Data excerpts:
# # #
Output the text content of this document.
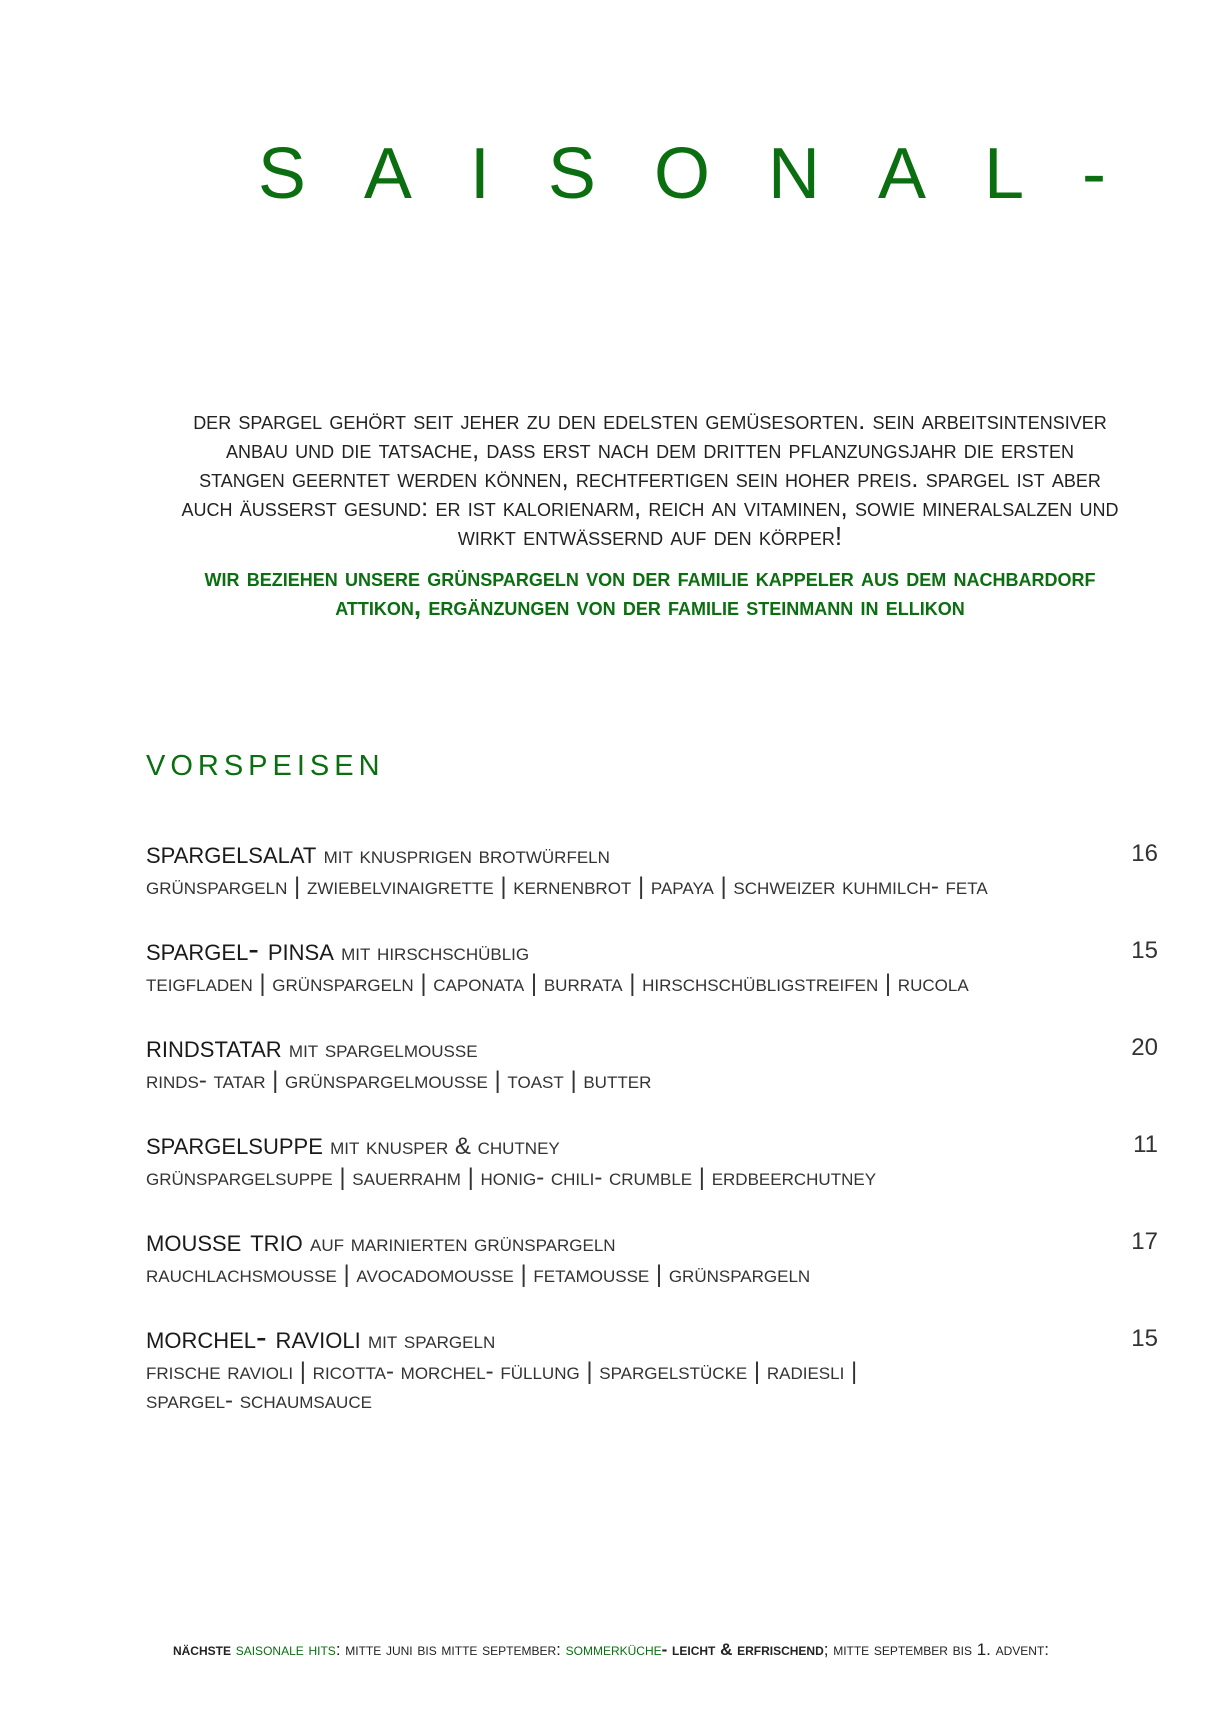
SAISONAL-
der spargel gehört seit jeher zu den edelsten gemüsesorten. sein arbeitsintensiver
anbau und die tatsache, dass erst nach dem dritten pflanzungsjahr die ersten
stangen geerntet werden können, rechtfertigen sein hoher preis. spargel ist aber
auch äusserst gesund: er ist kalorienarm, reich an vitaminen, sowie mineralsalzen und
wirkt entwässernd auf den körper!
wir beziehen unsere grünspargeln von der familie kappeler aus dem nachbardorf
attikon, ergänzungen von der familie steinmann in ellikon
vorspeisen
spargelsalat mit knusprigen brotwürfeln	16
grünspargeln | zwiebelvinaigrette | kernenbrot | papaya | schweizer kuhmilch- feta
spargel- pinsa mit hirschschüblig	15
teigfladen | grünspargeln | caponata | burrata | hirschschübligstreifen | rucola
rindstatar mit spargelmousse	20
rinds- tatar | grünspargelmousse | toast | butter
spargelsuppe mit knusper & chutney	11
grünspargelsuppe | sauerrahm | honig- chili- crumble | erdbeerchutney
mousse trio auf marinierten grünspargeln	17
rauchlachsmousse | avocadomousse | fetamousse | grünspargeln
morchel- ravioli mit spargeln	15
frische ravioli | ricotta- morchel- füllung | spargelstücke | radiesli |
spargel- schaumsauce
nächste saisonale hits: mitte juni bis mitte september: sommerküche- leicht & erfrischend; mitte september bis 1. advent:
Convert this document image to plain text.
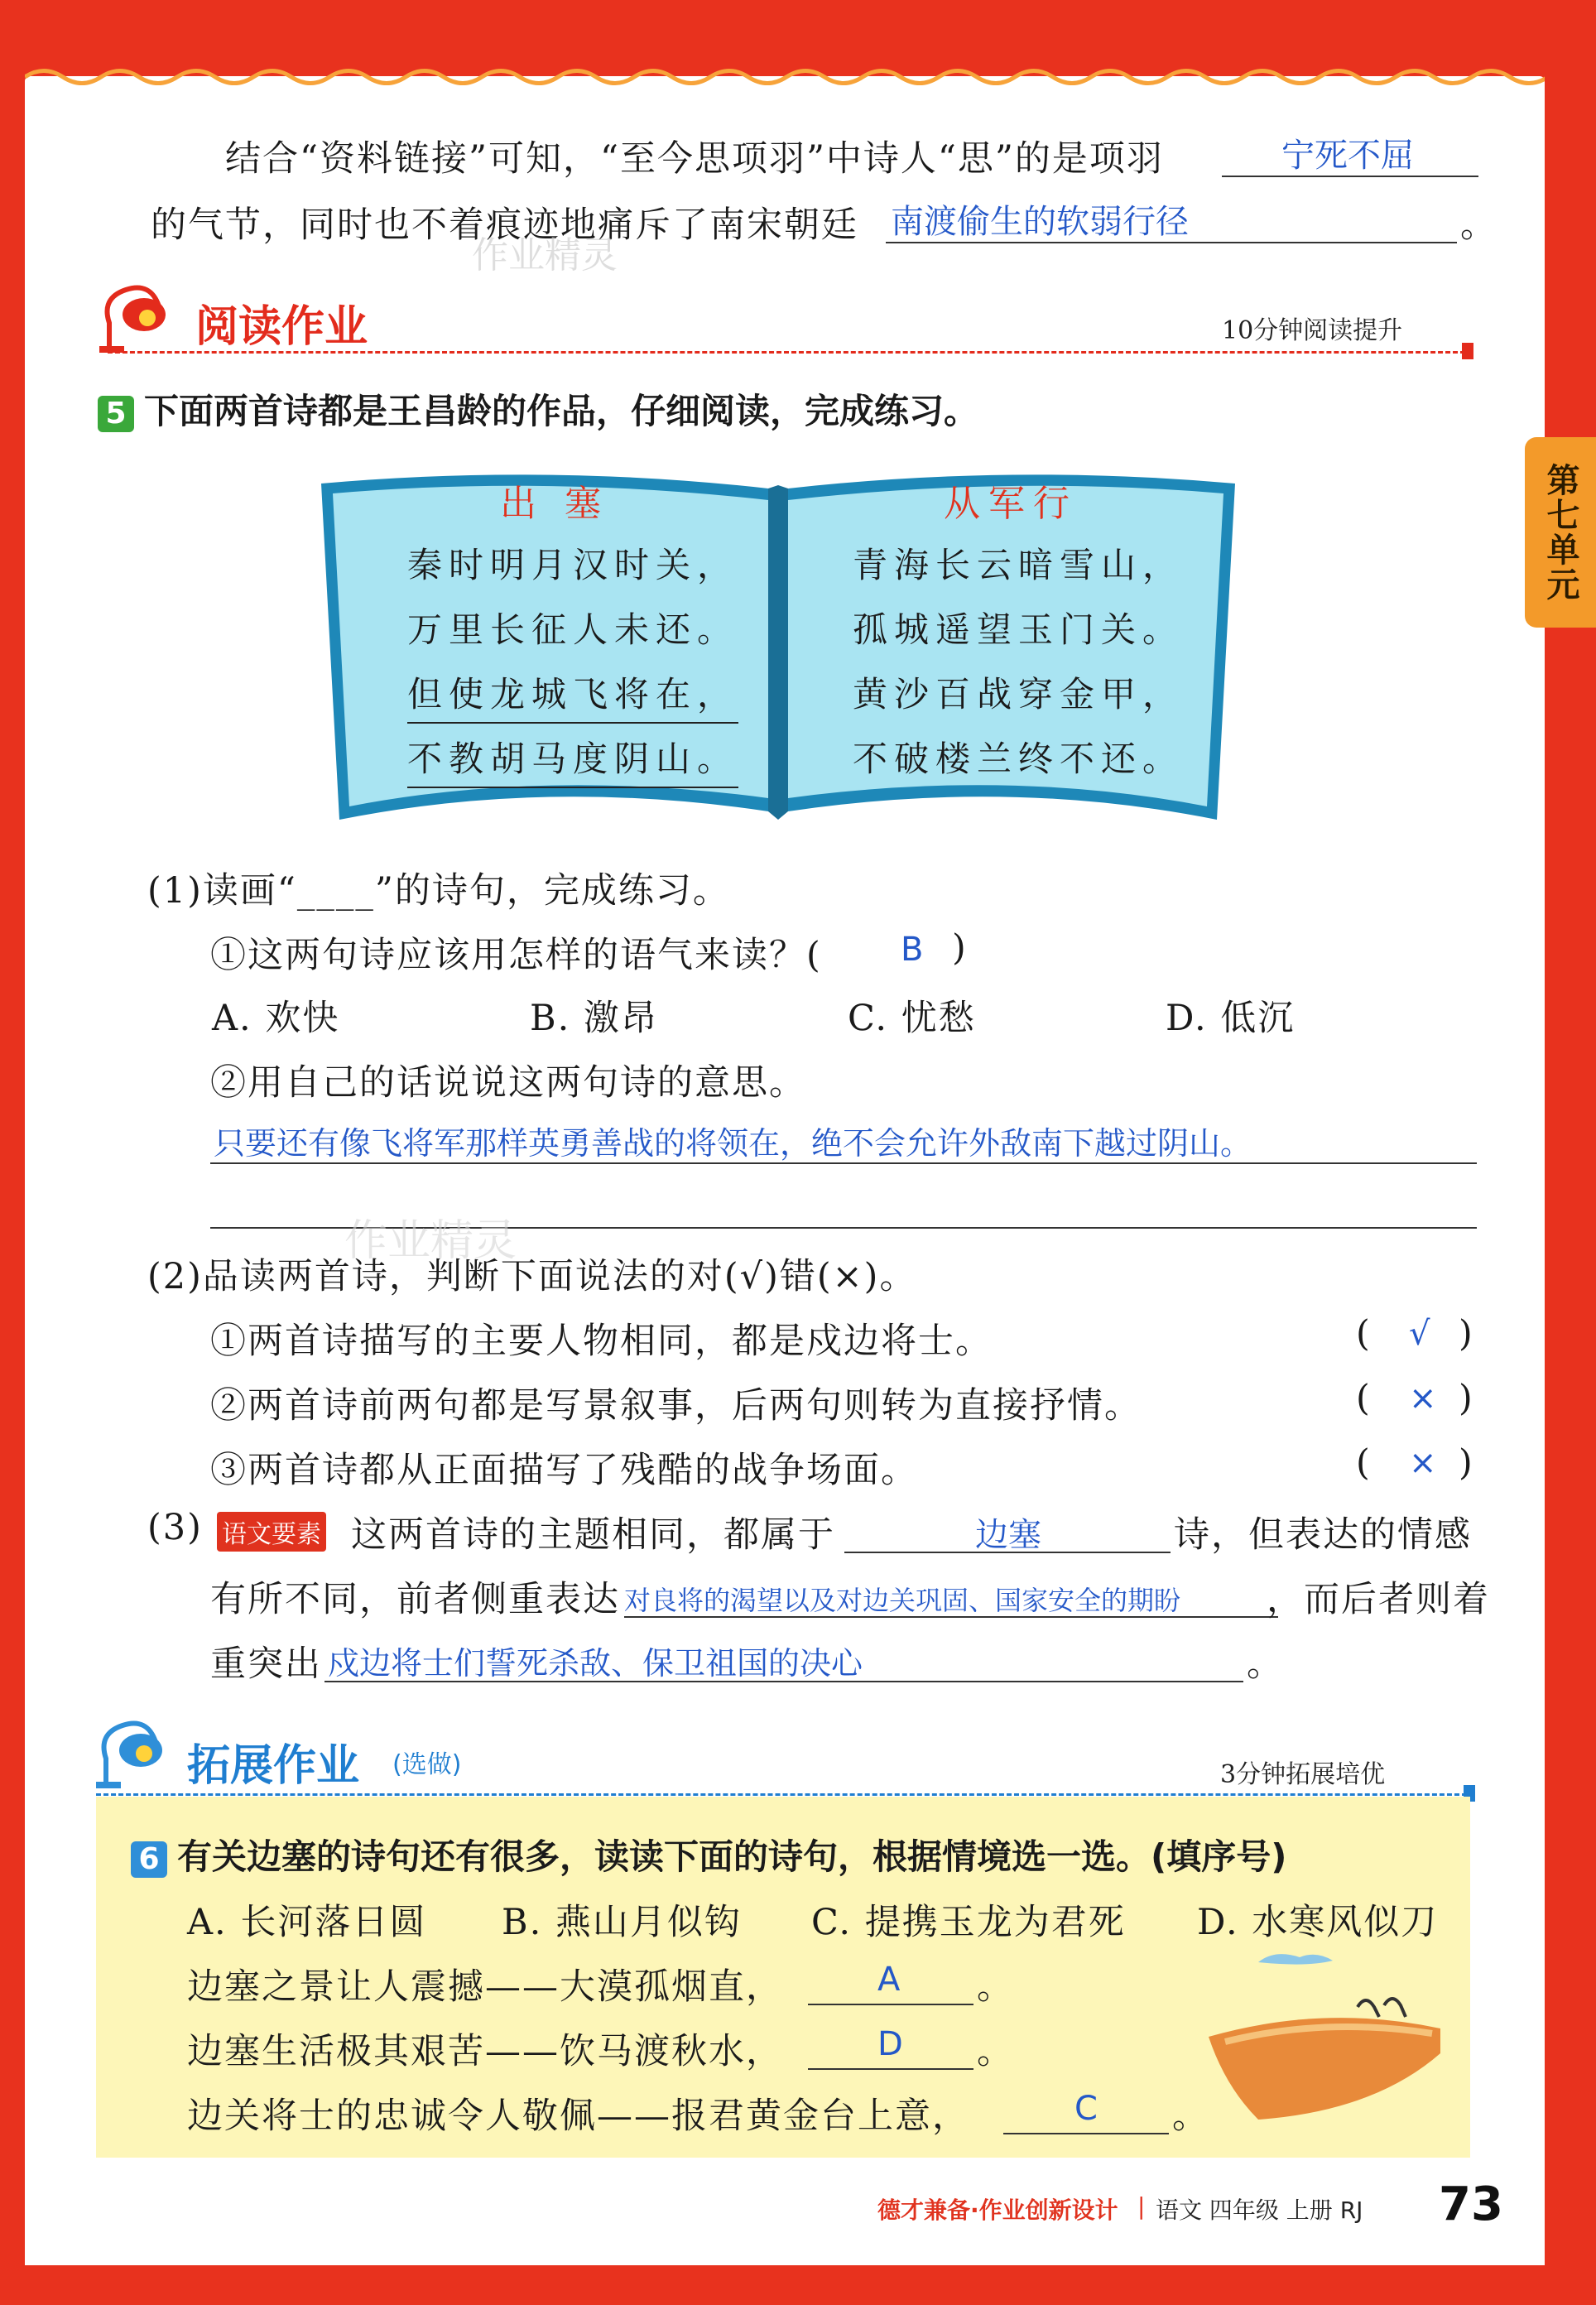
第七单元
结合“资料链接”可知，“至今思项羽”中诗人“思”的是项羽	宁死不屈
的气节，同时也不着痕迹地痛斥了南宋朝廷 南渡偷生的软弱行径	。
作业精灵
阅读作业	10分钟阅读提升
5 下面两首诗都是王昌龄的作品，仔细阅读，完成练习。
出 塞
秦时明月汉时关，
万里长征人未还。
但使龙城飞将在，
不教胡马度阴山。
从军行
青海长云暗雪山，
孤城遥望玉门关。
黄沙百战穿金甲，
不破楼兰终不还。
(1)读画“____”的诗句，完成练习。
①这两句诗应该用怎样的语气来读？( B )
A. 欢快	B. 激昂	C. 忧愁	D. 低沉
②用自己的话说说这两句诗的意思。
只要还有像飞将军那样英勇善战的将领在，绝不会允许外敌南下越过阴山。
作业精灵
(2)品读两首诗，判断下面说法的对(√)错(×)。
①两首诗描写的主要人物相同，都是戍边将士。	( √ )
②两首诗前两句都是写景叙事，后两句则转为直接抒情。	( × )
③两首诗都从正面描写了残酷的战争场面。	( × )
(3) 语文要素 这两首诗的主题相同，都属于	边塞	诗，但表达的情感
有所不同，前者侧重表达 对良将的渴望以及对边关巩固、国家安全的期盼 ，而后者则着
重突出 戍边将士们誓死杀敌、保卫祖国的决心	。
拓展作业 (选做)	3分钟拓展培优
6 有关边塞的诗句还有很多，读读下面的诗句，根据情境选一选。(填序号)
A. 长河落日圆 B. 燕山月似钩 C. 提携玉龙为君死 D. 水寒风似刀
边塞之景让人震撼——大漠孤烟直，	A 。
边塞生活极其艰苦——饮马渡秋水，	D 。
边关将士的忠诚令人敬佩——报君黄金台上意，	C 。
德才兼备·作业创新设计 | 语文 四年级 上册 RJ 73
# # #
Task: Pull out all lines of the data with the string "this".

The solution:
Output the text content of this document.
Convert this document image to plain text.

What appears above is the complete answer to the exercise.